= A run of records =
◇ ◇ ◇
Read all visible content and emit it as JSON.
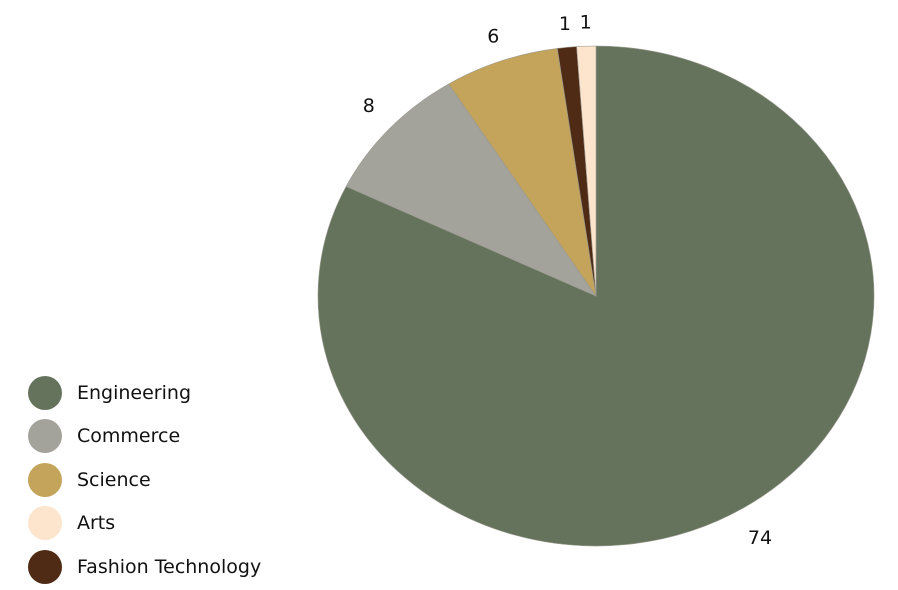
{
  "chart_data": {
    "type": "pie",
    "title": "",
    "categories": [
      "Engineering",
      "Commerce",
      "Science",
      "Arts",
      "Fashion Technology"
    ],
    "values": [
      74,
      8,
      6,
      1,
      1
    ],
    "slice_order_clockwise_from_top": [
      "Engineering",
      "Commerce",
      "Science",
      "Fashion Technology",
      "Arts"
    ],
    "data_labels": [
      "74",
      "8",
      "6",
      "1",
      "1"
    ],
    "colors": {
      "Engineering": "#66735c",
      "Commerce": "#a3a39b",
      "Science": "#c4a35a",
      "Arts": "#fde4cc",
      "Fashion Technology": "#4f2a14"
    },
    "legend": {
      "placement": "bottom-left",
      "entries": [
        "Engineering",
        "Commerce",
        "Science",
        "Arts",
        "Fashion Technology"
      ]
    }
  }
}
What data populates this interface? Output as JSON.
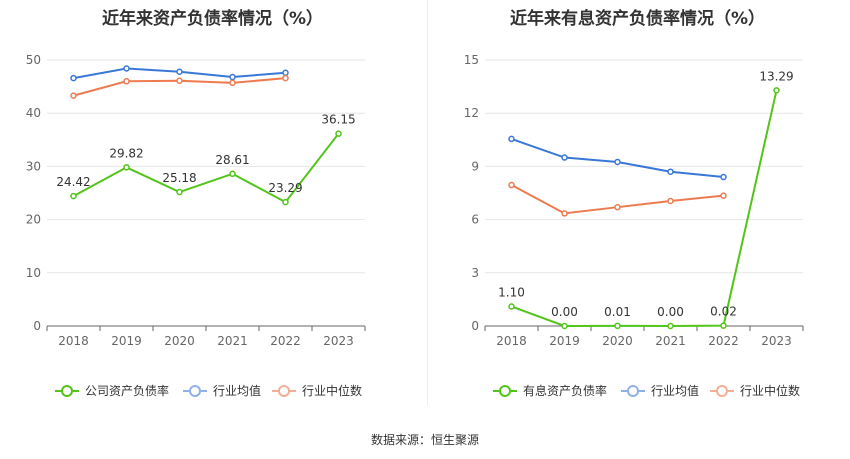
{
  "footer": "数据来源：恒生聚源",
  "chart_data": [
    {
      "type": "line",
      "title": "近年来资产负债率情况（%）",
      "categories": [
        "2018",
        "2019",
        "2020",
        "2021",
        "2022",
        "2023"
      ],
      "ylim": [
        0,
        50
      ],
      "yticks": [
        0,
        10,
        20,
        30,
        40,
        50
      ],
      "grid": true,
      "legend_position": "bottom",
      "series": [
        {
          "name": "公司资产负债率",
          "color": "#52c41a",
          "values": [
            24.42,
            29.82,
            25.18,
            28.61,
            23.29,
            36.15
          ],
          "labels": [
            "24.42",
            "29.82",
            "25.18",
            "28.61",
            "23.29",
            "36.15"
          ]
        },
        {
          "name": "行业均值",
          "color": "#3a78d8",
          "legend_color": "#8fb1ea",
          "values": [
            46.6,
            48.4,
            47.8,
            46.8,
            47.6,
            null
          ]
        },
        {
          "name": "行业中位数",
          "color": "#ee7b4f",
          "legend_color": "#f4ae95",
          "values": [
            43.3,
            46.0,
            46.1,
            45.7,
            46.6,
            null
          ]
        }
      ]
    },
    {
      "type": "line",
      "title": "近年来有息资产负债率情况（%）",
      "categories": [
        "2018",
        "2019",
        "2020",
        "2021",
        "2022",
        "2023"
      ],
      "ylim": [
        0,
        15
      ],
      "yticks": [
        0,
        3,
        6,
        9,
        12,
        15
      ],
      "grid": true,
      "legend_position": "bottom",
      "series": [
        {
          "name": "有息资产负债率",
          "color": "#52c41a",
          "values": [
            1.1,
            0.0,
            0.01,
            0.0,
            0.02,
            13.29
          ],
          "labels": [
            "1.10",
            "0.00",
            "0.01",
            "0.00",
            "0.02",
            "13.29"
          ]
        },
        {
          "name": "行业均值",
          "color": "#3a78d8",
          "legend_color": "#8fb1ea",
          "values": [
            10.55,
            9.5,
            9.25,
            8.7,
            8.4,
            null
          ]
        },
        {
          "name": "行业中位数",
          "color": "#ee7b4f",
          "legend_color": "#f4ae95",
          "values": [
            7.95,
            6.35,
            6.7,
            7.05,
            7.35,
            null
          ]
        }
      ]
    }
  ]
}
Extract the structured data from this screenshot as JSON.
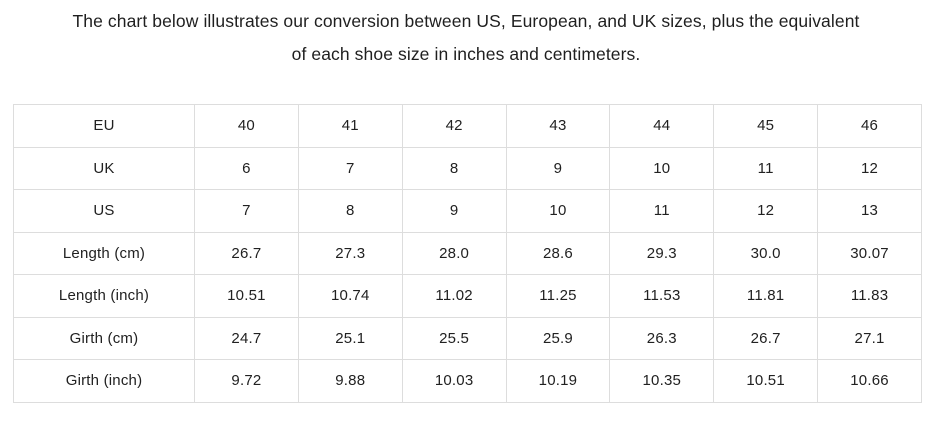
{
  "heading": {
    "line1": "The chart below illustrates our conversion between US, European, and UK sizes, plus the equivalent",
    "line2": "of each shoe size in inches and centimeters."
  },
  "table": {
    "rows": [
      {
        "label": "EU",
        "values": [
          "40",
          "41",
          "42",
          "43",
          "44",
          "45",
          "46"
        ]
      },
      {
        "label": "UK",
        "values": [
          "6",
          "7",
          "8",
          "9",
          "10",
          "11",
          "12"
        ]
      },
      {
        "label": "US",
        "values": [
          "7",
          "8",
          "9",
          "10",
          "11",
          "12",
          "13"
        ]
      },
      {
        "label": "Length (cm)",
        "values": [
          "26.7",
          "27.3",
          "28.0",
          "28.6",
          "29.3",
          "30.0",
          "30.07"
        ]
      },
      {
        "label": "Length (inch)",
        "values": [
          "10.51",
          "10.74",
          "11.02",
          "11.25",
          "11.53",
          "11.81",
          "11.83"
        ]
      },
      {
        "label": "Girth (cm)",
        "values": [
          "24.7",
          "25.1",
          "25.5",
          "25.9",
          "26.3",
          "26.7",
          "27.1"
        ]
      },
      {
        "label": "Girth (inch)",
        "values": [
          "9.72",
          "9.88",
          "10.03",
          "10.19",
          "10.35",
          "10.51",
          "10.66"
        ]
      }
    ]
  },
  "colors": {
    "text": "#212121",
    "border": "#dddddd",
    "background": "#ffffff"
  }
}
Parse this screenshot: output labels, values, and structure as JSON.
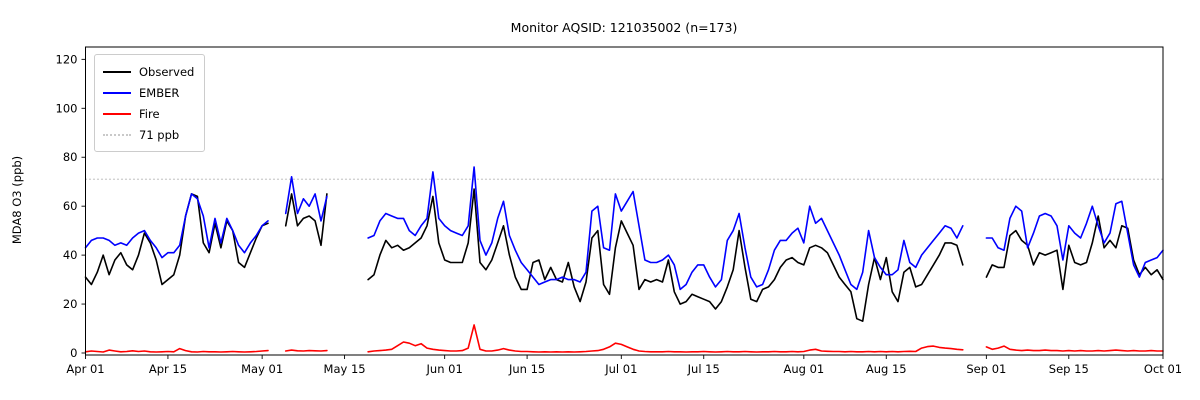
{
  "title": "Monitor AQSID: 121035002 (n=173)",
  "axes": {
    "ylabel": "MDA8 O3 (ppb)",
    "yticks": [
      0,
      20,
      40,
      60,
      80,
      100,
      120
    ],
    "ylim": [
      0,
      125
    ],
    "xtick_labels": [
      "Apr 01",
      "Apr 15",
      "May 01",
      "May 15",
      "Jun 01",
      "Jun 15",
      "Jul 01",
      "Jul 15",
      "Aug 01",
      "Aug 15",
      "Sep 01",
      "Sep 15",
      "Oct 01"
    ],
    "xtick_days": [
      0,
      14,
      30,
      44,
      61,
      75,
      91,
      105,
      122,
      136,
      153,
      167,
      183
    ]
  },
  "legend": {
    "position": "upper-left",
    "border_color": "#cccccc"
  },
  "chart_data": {
    "type": "line",
    "x_axis": "daily index, day 0 = Apr 01, day 183 = Oct 01",
    "n_observations": 173,
    "grid": false,
    "threshold": {
      "value": 71,
      "label": "71 ppb",
      "color": "#c9c9c9",
      "style": "dotted"
    },
    "series": [
      {
        "name": "Observed",
        "color": "#000000",
        "values": [
          31,
          28,
          33,
          40,
          32,
          38,
          41,
          36,
          34,
          40,
          49,
          45,
          38,
          28,
          30,
          32,
          40,
          56,
          65,
          64,
          45,
          41,
          53,
          43,
          54,
          50,
          37,
          35,
          41,
          47,
          52,
          53,
          null,
          null,
          52,
          65,
          52,
          55,
          56,
          54,
          44,
          65,
          null,
          null,
          null,
          null,
          null,
          null,
          30,
          32,
          40,
          46,
          43,
          44,
          42,
          43,
          45,
          47,
          52,
          64,
          45,
          38,
          37,
          37,
          37,
          45,
          67,
          37,
          34,
          38,
          45,
          52,
          40,
          31,
          26,
          26,
          37,
          38,
          30,
          35,
          30,
          29,
          37,
          27,
          21,
          29,
          47,
          50,
          28,
          24,
          43,
          54,
          49,
          44,
          26,
          30,
          29,
          30,
          29,
          38,
          25,
          20,
          21,
          24,
          23,
          22,
          21,
          18,
          21,
          27,
          34,
          50,
          35,
          22,
          21,
          26,
          27,
          30,
          35,
          38,
          39,
          37,
          36,
          43,
          44,
          43,
          41,
          36,
          31,
          28,
          25,
          14,
          13,
          28,
          39,
          30,
          39,
          25,
          21,
          33,
          35,
          27,
          28,
          32,
          36,
          40,
          45,
          45,
          44,
          36,
          null,
          null,
          null,
          31,
          36,
          35,
          35,
          48,
          50,
          46,
          44,
          36,
          41,
          40,
          41,
          42,
          26,
          44,
          37,
          36,
          37,
          45,
          56,
          43,
          46,
          43,
          52,
          51,
          38,
          32,
          35,
          32,
          34,
          30
        ]
      },
      {
        "name": "EMBER",
        "color": "#0000ff",
        "values": [
          43,
          46,
          47,
          47,
          46,
          44,
          45,
          44,
          47,
          49,
          50,
          46,
          43,
          39,
          41,
          41,
          44,
          56,
          65,
          63,
          56,
          43,
          55,
          45,
          55,
          50,
          44,
          41,
          45,
          48,
          52,
          54,
          null,
          null,
          57,
          72,
          57,
          63,
          60,
          65,
          54,
          64,
          null,
          null,
          null,
          null,
          null,
          null,
          47,
          48,
          54,
          57,
          56,
          55,
          55,
          50,
          48,
          52,
          55,
          74,
          55,
          52,
          50,
          49,
          48,
          52,
          76,
          46,
          40,
          45,
          55,
          62,
          48,
          42,
          37,
          34,
          31,
          28,
          29,
          30,
          30,
          31,
          30,
          30,
          29,
          33,
          58,
          60,
          43,
          42,
          65,
          58,
          62,
          66,
          52,
          38,
          37,
          37,
          38,
          40,
          36,
          26,
          28,
          33,
          36,
          36,
          31,
          27,
          30,
          46,
          50,
          57,
          43,
          31,
          27,
          28,
          34,
          42,
          46,
          46,
          49,
          51,
          45,
          60,
          53,
          55,
          50,
          45,
          40,
          34,
          28,
          26,
          33,
          50,
          39,
          35,
          32,
          32,
          34,
          46,
          37,
          35,
          40,
          43,
          46,
          49,
          52,
          51,
          47,
          52,
          null,
          null,
          null,
          47,
          47,
          43,
          42,
          55,
          60,
          58,
          43,
          49,
          56,
          57,
          56,
          52,
          38,
          52,
          49,
          47,
          53,
          60,
          52,
          45,
          49,
          61,
          62,
          49,
          36,
          31,
          37,
          38,
          39,
          42
        ]
      },
      {
        "name": "Fire",
        "color": "#ff0000",
        "values": [
          0.5,
          0.8,
          0.6,
          0.4,
          1.2,
          0.8,
          0.5,
          0.6,
          0.9,
          0.6,
          0.8,
          0.5,
          0.4,
          0.5,
          0.6,
          0.5,
          1.8,
          1.0,
          0.5,
          0.4,
          0.6,
          0.5,
          0.5,
          0.4,
          0.5,
          0.6,
          0.5,
          0.4,
          0.5,
          0.6,
          0.8,
          1.0,
          null,
          null,
          0.8,
          1.2,
          0.9,
          0.8,
          1.0,
          0.9,
          0.8,
          1.0,
          null,
          null,
          null,
          null,
          null,
          null,
          0.5,
          0.8,
          1.0,
          1.2,
          1.5,
          3.0,
          4.5,
          4.0,
          3.0,
          3.8,
          2.0,
          1.5,
          1.2,
          1.0,
          0.8,
          0.8,
          1.0,
          2.0,
          11.5,
          1.5,
          0.8,
          0.8,
          1.2,
          1.8,
          1.2,
          0.8,
          0.6,
          0.6,
          0.5,
          0.4,
          0.5,
          0.4,
          0.5,
          0.4,
          0.5,
          0.4,
          0.5,
          0.6,
          0.8,
          1.0,
          1.5,
          2.5,
          4.0,
          3.5,
          2.5,
          1.5,
          0.8,
          0.6,
          0.5,
          0.5,
          0.5,
          0.6,
          0.5,
          0.5,
          0.4,
          0.5,
          0.5,
          0.6,
          0.5,
          0.4,
          0.5,
          0.6,
          0.5,
          0.5,
          0.6,
          0.5,
          0.4,
          0.5,
          0.5,
          0.6,
          0.5,
          0.5,
          0.6,
          0.5,
          0.6,
          1.2,
          1.5,
          0.8,
          0.7,
          0.6,
          0.6,
          0.5,
          0.6,
          0.5,
          0.5,
          0.6,
          0.5,
          0.6,
          0.5,
          0.6,
          0.5,
          0.6,
          0.7,
          0.6,
          2.0,
          2.6,
          2.8,
          2.3,
          2.0,
          1.8,
          1.5,
          1.3,
          null,
          null,
          null,
          2.5,
          1.5,
          2.0,
          2.8,
          1.5,
          1.2,
          1.0,
          1.2,
          1.0,
          1.0,
          1.2,
          1.0,
          1.0,
          0.8,
          1.0,
          0.8,
          1.0,
          0.8,
          0.8,
          1.0,
          0.8,
          1.0,
          1.2,
          1.0,
          0.8,
          1.0,
          0.8,
          0.8,
          1.0,
          0.8,
          0.8
        ]
      }
    ]
  }
}
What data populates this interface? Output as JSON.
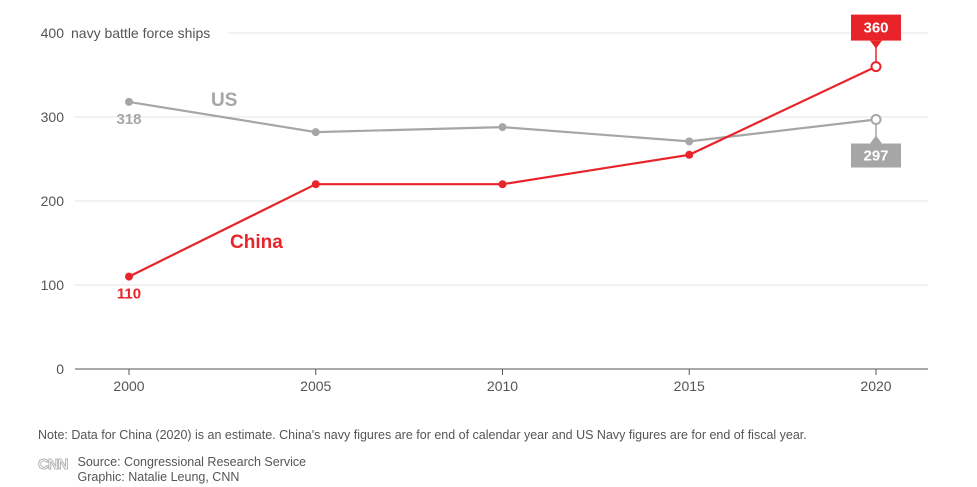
{
  "chart_data": {
    "type": "line",
    "ylabel": "navy battle force ships",
    "x": [
      2000,
      2005,
      2010,
      2015,
      2020
    ],
    "x_ticks": [
      "2000",
      "2005",
      "2010",
      "2015",
      "2020"
    ],
    "y_ticks": [
      "0",
      "100",
      "200",
      "300",
      "400"
    ],
    "ylim": [
      0,
      400
    ],
    "grid": "horizontal",
    "series": [
      {
        "name": "US",
        "values": [
          318,
          282,
          288,
          271,
          297
        ],
        "color": "#a6a6a6"
      },
      {
        "name": "China",
        "values": [
          110,
          220,
          220,
          255,
          360
        ],
        "color": "#e8242a"
      }
    ],
    "data_labels": {
      "us_2000": "318",
      "us_2020": "297",
      "china_2000": "110",
      "china_2020": "360"
    }
  },
  "note": "Note: Data for China (2020) is an estimate. China's navy figures are for end of calendar year and US Navy figures are for end of fiscal year.",
  "footer": {
    "logo": "CNN",
    "source": "Source: Congressional Research Service",
    "graphic": "Graphic: Natalie Leung, CNN"
  }
}
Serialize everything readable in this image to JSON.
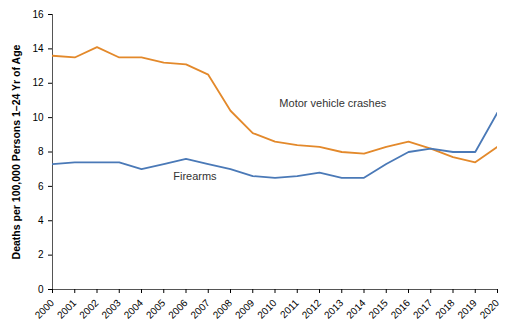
{
  "chart_data": {
    "type": "line",
    "y_label": "Deaths per 100,000 Persons 1–24 Yr of Age",
    "x": [
      2000,
      2001,
      2002,
      2003,
      2004,
      2005,
      2006,
      2007,
      2008,
      2009,
      2010,
      2011,
      2012,
      2013,
      2014,
      2015,
      2016,
      2017,
      2018,
      2019,
      2020
    ],
    "series": [
      {
        "name": "Motor vehicle crashes",
        "color": "#e3892b",
        "values": [
          13.6,
          13.5,
          14.1,
          13.5,
          13.5,
          13.2,
          13.1,
          12.5,
          10.4,
          9.1,
          8.6,
          8.4,
          8.3,
          8.0,
          7.9,
          8.3,
          8.6,
          8.2,
          7.7,
          7.4,
          8.3
        ]
      },
      {
        "name": "Firearms",
        "color": "#4a79b7",
        "values": [
          7.3,
          7.4,
          7.4,
          7.4,
          7.0,
          7.3,
          7.6,
          7.3,
          7.0,
          6.6,
          6.5,
          6.6,
          6.8,
          6.5,
          6.5,
          7.3,
          8.0,
          8.2,
          8.0,
          8.0,
          10.3
        ]
      }
    ],
    "annotations": [
      {
        "text": "Motor vehicle crashes",
        "x": 2012.6,
        "y": 10.8
      },
      {
        "text": "Firearms",
        "x": 2006.4,
        "y": 6.6
      }
    ],
    "xlim": [
      2000,
      2020
    ],
    "xticks": [
      2000,
      2001,
      2002,
      2003,
      2004,
      2005,
      2006,
      2007,
      2008,
      2009,
      2010,
      2011,
      2012,
      2013,
      2014,
      2015,
      2016,
      2017,
      2018,
      2019,
      2020
    ],
    "ylim": [
      0,
      16
    ],
    "yticks": [
      0,
      2,
      4,
      6,
      8,
      10,
      12,
      14,
      16
    ],
    "grid": false
  }
}
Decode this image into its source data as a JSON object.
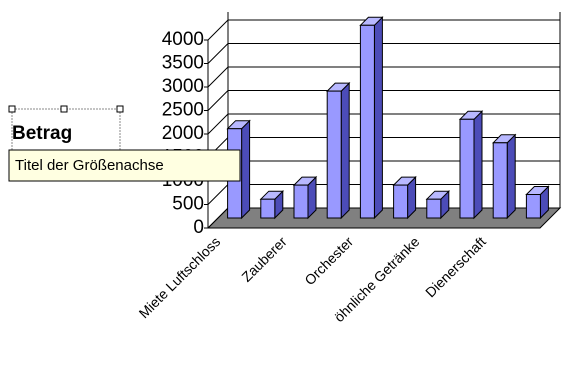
◇ ◇ ◇
= Exercise goal =
Count the lines that hold the string "navy" and state that number alone.

= Completed exercise =
2